▸ Prompt
Print the data exactly, leaving nothing out.

----------

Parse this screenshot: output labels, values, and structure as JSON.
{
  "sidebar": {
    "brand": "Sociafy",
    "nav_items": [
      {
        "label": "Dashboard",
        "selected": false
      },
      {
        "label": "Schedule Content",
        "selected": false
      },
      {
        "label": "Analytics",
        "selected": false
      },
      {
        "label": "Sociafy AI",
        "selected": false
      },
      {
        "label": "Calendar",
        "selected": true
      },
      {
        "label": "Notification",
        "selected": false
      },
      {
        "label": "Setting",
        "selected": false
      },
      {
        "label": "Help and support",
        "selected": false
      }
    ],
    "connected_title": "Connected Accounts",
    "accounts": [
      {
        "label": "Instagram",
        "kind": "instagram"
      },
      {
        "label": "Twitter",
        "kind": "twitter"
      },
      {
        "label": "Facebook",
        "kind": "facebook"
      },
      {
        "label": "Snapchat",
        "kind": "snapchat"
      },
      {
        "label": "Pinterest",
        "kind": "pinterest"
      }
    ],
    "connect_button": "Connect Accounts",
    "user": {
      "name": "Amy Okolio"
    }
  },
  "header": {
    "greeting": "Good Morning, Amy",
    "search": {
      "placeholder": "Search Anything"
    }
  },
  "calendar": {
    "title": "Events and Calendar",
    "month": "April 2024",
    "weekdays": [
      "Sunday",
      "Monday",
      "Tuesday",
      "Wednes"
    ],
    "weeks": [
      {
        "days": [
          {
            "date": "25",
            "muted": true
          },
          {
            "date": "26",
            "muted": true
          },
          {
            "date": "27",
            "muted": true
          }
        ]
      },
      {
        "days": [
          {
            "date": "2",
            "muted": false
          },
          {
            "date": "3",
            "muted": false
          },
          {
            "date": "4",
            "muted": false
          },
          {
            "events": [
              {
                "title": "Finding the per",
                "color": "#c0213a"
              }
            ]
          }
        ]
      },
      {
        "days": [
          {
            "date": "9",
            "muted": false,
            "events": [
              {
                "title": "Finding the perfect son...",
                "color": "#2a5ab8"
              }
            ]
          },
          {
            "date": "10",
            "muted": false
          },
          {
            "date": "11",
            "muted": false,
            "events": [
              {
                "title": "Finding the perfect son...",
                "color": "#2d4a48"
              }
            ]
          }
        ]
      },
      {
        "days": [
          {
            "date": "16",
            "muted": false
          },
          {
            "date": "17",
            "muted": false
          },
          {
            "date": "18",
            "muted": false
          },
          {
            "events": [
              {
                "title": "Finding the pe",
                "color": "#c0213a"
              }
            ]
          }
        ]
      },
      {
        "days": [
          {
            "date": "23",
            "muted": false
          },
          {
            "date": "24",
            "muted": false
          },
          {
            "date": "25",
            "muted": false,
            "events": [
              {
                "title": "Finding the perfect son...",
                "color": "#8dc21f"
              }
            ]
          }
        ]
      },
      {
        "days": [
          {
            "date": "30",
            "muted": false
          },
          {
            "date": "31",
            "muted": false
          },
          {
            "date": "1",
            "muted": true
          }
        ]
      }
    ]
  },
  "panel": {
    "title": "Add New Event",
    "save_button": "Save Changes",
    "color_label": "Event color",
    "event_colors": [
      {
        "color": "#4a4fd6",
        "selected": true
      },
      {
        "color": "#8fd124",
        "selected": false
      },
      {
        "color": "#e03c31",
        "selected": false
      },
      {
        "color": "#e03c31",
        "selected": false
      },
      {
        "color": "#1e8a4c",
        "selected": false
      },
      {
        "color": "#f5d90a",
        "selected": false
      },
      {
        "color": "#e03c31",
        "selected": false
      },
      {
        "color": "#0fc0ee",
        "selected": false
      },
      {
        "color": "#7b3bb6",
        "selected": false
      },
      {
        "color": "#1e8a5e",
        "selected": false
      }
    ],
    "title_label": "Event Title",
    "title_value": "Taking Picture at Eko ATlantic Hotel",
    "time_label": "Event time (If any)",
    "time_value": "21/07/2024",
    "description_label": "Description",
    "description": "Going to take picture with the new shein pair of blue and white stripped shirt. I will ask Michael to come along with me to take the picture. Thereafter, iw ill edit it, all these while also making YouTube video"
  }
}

----------

▸ Reply
Parse this screenshot: output labels, values, and structure as JSON.
{
  "sidebar": {
    "brand": "Sociafy",
    "nav_items": [
      {
        "label": "Dashboard",
        "selected": false
      },
      {
        "label": "Schedule Content",
        "selected": false
      },
      {
        "label": "Analytics",
        "selected": false
      },
      {
        "label": "Sociafy AI",
        "selected": false
      },
      {
        "label": "Calendar",
        "selected": true
      },
      {
        "label": "Notification",
        "selected": false
      },
      {
        "label": "Setting",
        "selected": false
      },
      {
        "label": "Help and support",
        "selected": false
      }
    ],
    "connected_title": "Connected Accounts",
    "accounts": [
      {
        "label": "Instagram",
        "kind": "instagram"
      },
      {
        "label": "Twitter",
        "kind": "twitter"
      },
      {
        "label": "Facebook",
        "kind": "facebook"
      },
      {
        "label": "Snapchat",
        "kind": "snapchat"
      },
      {
        "label": "Pinterest",
        "kind": "pinterest"
      }
    ],
    "connect_button": "Connect Accounts",
    "user": {
      "name": "Amy Okolio"
    }
  },
  "header": {
    "greeting": "Good Morning, Amy",
    "search": {
      "placeholder": "Search Anything"
    }
  },
  "calendar": {
    "title": "Events and Calendar",
    "month": "April 2024",
    "weekdays": [
      "Sunday",
      "Monday",
      "Tuesday",
      "Wednes"
    ],
    "weeks": [
      {
        "days": [
          {
            "date": "25",
            "muted": true
          },
          {
            "date": "26",
            "muted": true
          },
          {
            "date": "27",
            "muted": true
          }
        ]
      },
      {
        "days": [
          {
            "date": "2",
            "muted": false
          },
          {
            "date": "3",
            "muted": false
          },
          {
            "date": "4",
            "muted": false
          },
          {
            "events": [
              {
                "title": "Finding the per",
                "color": "#c0213a"
              }
            ]
          }
        ]
      },
      {
        "days": [
          {
            "date": "9",
            "muted": false,
            "events": [
              {
                "title": "Finding the perfect son...",
                "color": "#2a5ab8"
              }
            ]
          },
          {
            "date": "10",
            "muted": false
          },
          {
            "date": "11",
            "muted": false,
            "events": [
              {
                "title": "Finding the perfect son...",
                "color": "#2d4a48"
              }
            ]
          }
        ]
      },
      {
        "days": [
          {
            "date": "16",
            "muted": false
          },
          {
            "date": "17",
            "muted": false
          },
          {
            "date": "18",
            "muted": false
          },
          {
            "events": [
              {
                "title": "Finding the pe",
                "color": "#c0213a"
              }
            ]
          }
        ]
      },
      {
        "days": [
          {
            "date": "23",
            "muted": false
          },
          {
            "date": "24",
            "muted": false
          },
          {
            "date": "25",
            "muted": false,
            "events": [
              {
                "title": "Finding the perfect son...",
                "color": "#8dc21f"
              }
            ]
          }
        ]
      },
      {
        "days": [
          {
            "date": "30",
            "muted": false
          },
          {
            "date": "31",
            "muted": false
          },
          {
            "date": "1",
            "muted": true
          }
        ]
      }
    ]
  },
  "panel": {
    "title": "Add New Event",
    "save_button": "Save Changes",
    "color_label": "Event color",
    "event_colors": [
      {
        "color": "#4a4fd6",
        "selected": true
      },
      {
        "color": "#8fd124",
        "selected": false
      },
      {
        "color": "#e03c31",
        "selected": false
      },
      {
        "color": "#e03c31",
        "selected": false
      },
      {
        "color": "#1e8a4c",
        "selected": false
      },
      {
        "color": "#f5d90a",
        "selected": false
      },
      {
        "color": "#e03c31",
        "selected": false
      },
      {
        "color": "#0fc0ee",
        "selected": false
      },
      {
        "color": "#7b3bb6",
        "selected": false
      },
      {
        "color": "#1e8a5e",
        "selected": false
      }
    ],
    "title_label": "Event Title",
    "title_value": "Taking Picture at Eko ATlantic Hotel",
    "time_label": "Event time (If any)",
    "time_value": "21/07/2024",
    "description_label": "Description",
    "description": "Going to take picture with the new shein pair of blue and white stripped shirt. I will ask Michael to come along with me to take the picture. Thereafter, iw ill edit it, all these while also making YouTube video"
  }
}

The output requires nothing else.